EXERCISE DETAILS: Identify the lines holding "JSON" and copy them.

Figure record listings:
>>>
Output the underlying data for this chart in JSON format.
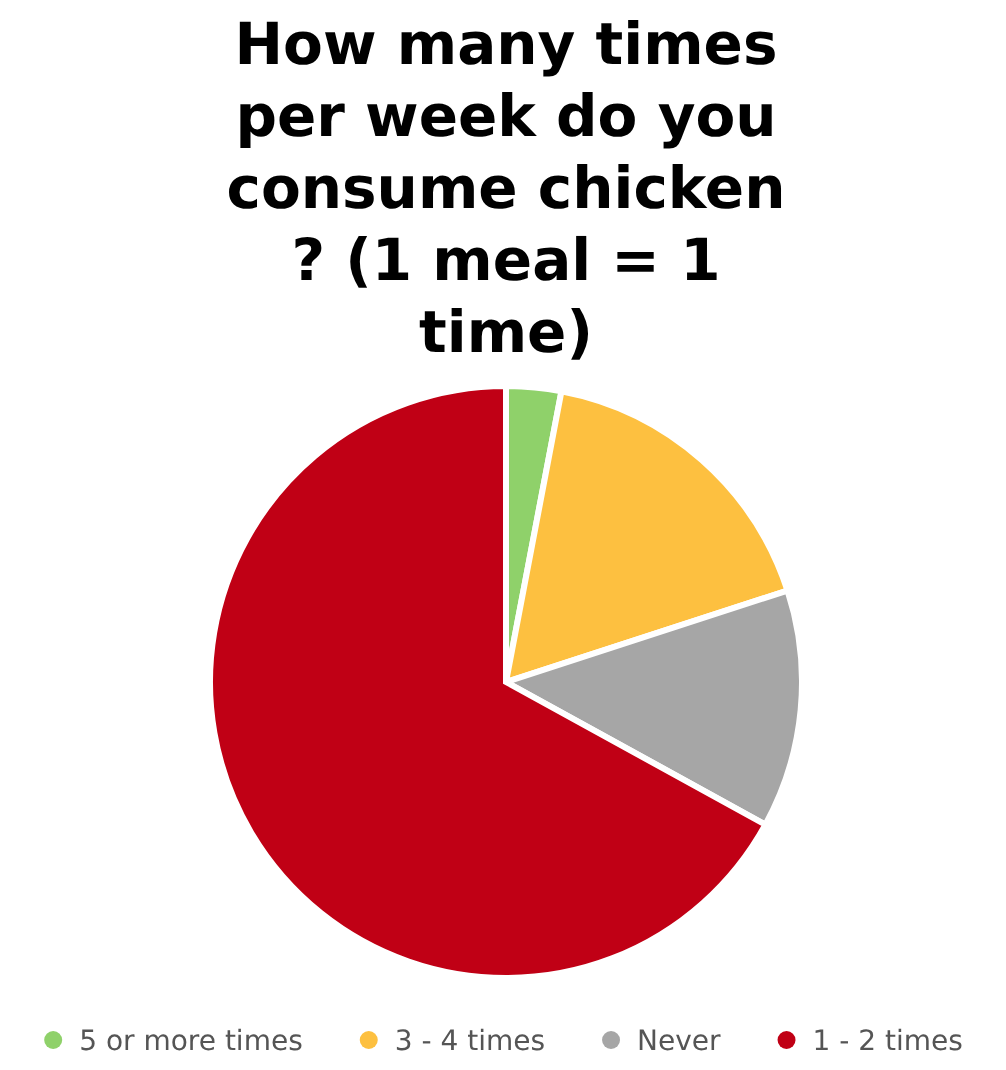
{
  "chart_data": {
    "type": "pie",
    "title": "How many times per week do you consume chicken ? (1 meal = 1 time)",
    "categories": [
      "5 or more times",
      "3 - 4 times",
      "Never",
      "1 - 2 times"
    ],
    "values": [
      3,
      17,
      13,
      67
    ],
    "colors": [
      "#8fd16a",
      "#fdc040",
      "#a6a6a6",
      "#c00015"
    ],
    "legend": "bottom"
  }
}
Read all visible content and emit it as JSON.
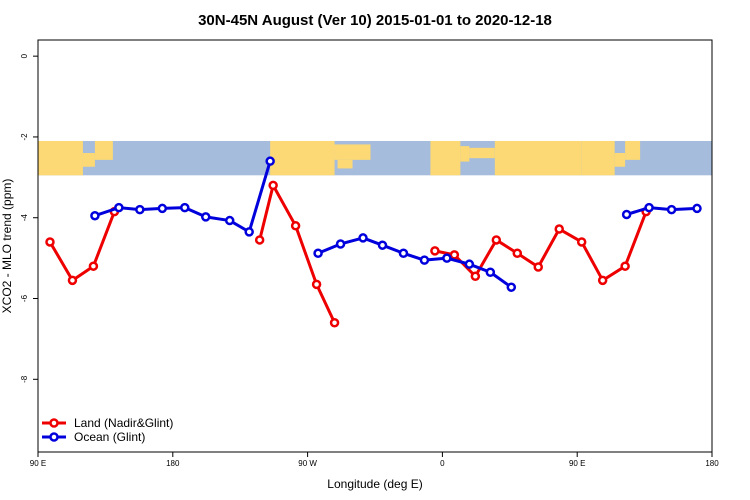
{
  "chart_data": {
    "type": "line",
    "title": "30N-45N August (Ver 10)   2015-01-01 to 2020-12-18",
    "xlabel": "Longitude (deg E)",
    "ylabel": "XCO2 - MLO trend (ppm)",
    "xlim": [
      90,
      540
    ],
    "ylim": [
      -9.8,
      0.4
    ],
    "x_ticks": [
      {
        "value": 90,
        "label": "90 E"
      },
      {
        "value": 180,
        "label": "180"
      },
      {
        "value": 270,
        "label": "90 W"
      },
      {
        "value": 360,
        "label": "0"
      },
      {
        "value": 450,
        "label": "90 E"
      },
      {
        "value": 540,
        "label": "180"
      }
    ],
    "y_ticks": [
      {
        "value": 0,
        "label": "0"
      },
      {
        "value": -2,
        "label": "-2"
      },
      {
        "value": -4,
        "label": "-4"
      },
      {
        "value": -6,
        "label": "-6"
      },
      {
        "value": -8,
        "label": "-8"
      }
    ],
    "map_band": {
      "y_top": -2.1,
      "y_bottom": -2.95,
      "land_color": "#FCD974",
      "ocean_color": "#A6BCDC"
    },
    "legend_position": "bottom-left",
    "series": [
      {
        "name": "Land (Nadir&Glint)",
        "color": "#EE0000",
        "segments": [
          [
            [
              98,
              -4.6
            ],
            [
              113,
              -5.55
            ],
            [
              127,
              -5.2
            ],
            [
              141,
              -3.85
            ]
          ],
          [
            [
              238,
              -4.55
            ],
            [
              247,
              -3.2
            ],
            [
              262,
              -4.2
            ],
            [
              276,
              -5.65
            ],
            [
              288,
              -6.6
            ]
          ],
          [
            [
              355,
              -4.82
            ],
            [
              368,
              -4.92
            ],
            [
              382,
              -5.45
            ],
            [
              396,
              -4.55
            ],
            [
              410,
              -4.88
            ],
            [
              424,
              -5.22
            ],
            [
              438,
              -4.28
            ],
            [
              453,
              -4.6
            ],
            [
              467,
              -5.55
            ],
            [
              482,
              -5.2
            ],
            [
              496,
              -3.85
            ]
          ]
        ]
      },
      {
        "name": "Ocean (Glint)",
        "color": "#0000DD",
        "segments": [
          [
            [
              128,
              -3.95
            ],
            [
              144,
              -3.75
            ],
            [
              158,
              -3.8
            ],
            [
              173,
              -3.77
            ],
            [
              188,
              -3.75
            ],
            [
              202,
              -3.98
            ],
            [
              218,
              -4.07
            ],
            [
              231,
              -4.35
            ],
            [
              245,
              -2.6
            ]
          ],
          [
            [
              277,
              -4.88
            ],
            [
              292,
              -4.65
            ],
            [
              307,
              -4.5
            ],
            [
              320,
              -4.68
            ],
            [
              334,
              -4.88
            ],
            [
              348,
              -5.05
            ],
            [
              363,
              -5.0
            ],
            [
              378,
              -5.15
            ],
            [
              392,
              -5.35
            ],
            [
              406,
              -5.72
            ]
          ],
          [
            [
              483,
              -3.92
            ],
            [
              498,
              -3.75
            ],
            [
              513,
              -3.8
            ],
            [
              530,
              -3.77
            ]
          ]
        ]
      }
    ]
  }
}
<<<
ANSWER TO THE PROBLEM:
Output the underlying data for this chart in JSON format.
Read all visible content and emit it as JSON.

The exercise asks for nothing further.